• Data excerpts:
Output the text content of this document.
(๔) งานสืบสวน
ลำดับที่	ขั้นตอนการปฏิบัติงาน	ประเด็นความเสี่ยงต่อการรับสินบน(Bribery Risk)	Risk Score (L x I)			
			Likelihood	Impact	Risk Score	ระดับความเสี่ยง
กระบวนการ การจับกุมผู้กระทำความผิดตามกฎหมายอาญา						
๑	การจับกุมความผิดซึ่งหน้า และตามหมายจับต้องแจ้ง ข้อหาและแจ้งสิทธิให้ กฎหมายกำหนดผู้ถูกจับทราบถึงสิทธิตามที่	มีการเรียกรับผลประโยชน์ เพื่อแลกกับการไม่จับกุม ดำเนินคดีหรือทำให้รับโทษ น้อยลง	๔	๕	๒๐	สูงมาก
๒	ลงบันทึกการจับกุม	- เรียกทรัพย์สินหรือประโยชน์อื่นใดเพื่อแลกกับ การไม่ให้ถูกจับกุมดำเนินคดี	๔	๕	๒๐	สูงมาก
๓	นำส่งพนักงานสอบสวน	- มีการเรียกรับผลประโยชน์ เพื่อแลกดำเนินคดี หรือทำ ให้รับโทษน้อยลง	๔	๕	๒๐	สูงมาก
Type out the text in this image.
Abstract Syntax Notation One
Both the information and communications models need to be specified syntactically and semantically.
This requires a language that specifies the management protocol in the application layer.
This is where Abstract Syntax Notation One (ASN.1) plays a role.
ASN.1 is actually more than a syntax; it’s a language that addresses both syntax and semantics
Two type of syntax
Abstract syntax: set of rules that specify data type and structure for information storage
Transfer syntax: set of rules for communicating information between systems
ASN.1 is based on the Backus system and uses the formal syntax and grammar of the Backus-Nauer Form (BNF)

• What to produce: Take the records above and return them exactly as written.

• Written response:
Output the text content of this document.
(๔) งานสืบสวน
ลำดับที่	ขั้นตอนการปฏิบัติงาน	ประเด็นความเสี่ยงต่อการรับสินบน(Bribery Risk)	Risk Score (L x I)			
			Likelihood	Impact	Risk Score	ระดับความเสี่ยง
กระบวนการ การจับกุมผู้กระทำความผิดตามกฎหมายอาญา						
๑	การจับกุมความผิดซึ่งหน้า และตามหมายจับต้องแจ้ง ข้อหาและแจ้งสิทธิให้ กฎหมายกำหนดผู้ถูกจับทราบถึงสิทธิตามที่	มีการเรียกรับผลประโยชน์ เพื่อแลกกับการไม่จับกุม ดำเนินคดีหรือทำให้รับโทษ น้อยลง	๔	๕	๒๐	สูงมาก
๒	ลงบันทึกการจับกุม	- เรียกทรัพย์สินหรือประโยชน์อื่นใดเพื่อแลกกับ การไม่ให้ถูกจับกุมดำเนินคดี	๔	๕	๒๐	สูงมาก
๓	นำส่งพนักงานสอบสวน	- มีการเรียกรับผลประโยชน์ เพื่อแลกดำเนินคดี หรือทำ ให้รับโทษน้อยลง	๔	๕	๒๐	สูงมาก
Type out the text in this image.
Abstract Syntax Notation One
Both the information and communications models need to be specified syntactically and semantically.
This requires a language that specifies the management protocol in the application layer.
This is where Abstract Syntax Notation One (ASN.1) plays a role.
ASN.1 is actually more than a syntax; it’s a language that addresses both syntax and semantics
Two type of syntax
Abstract syntax: set of rules that specify data type and structure for information storage
Transfer syntax: set of rules for communicating information between systems
ASN.1 is based on the Backus system and uses the formal syntax and grammar of the Backus-Nauer Form (BNF)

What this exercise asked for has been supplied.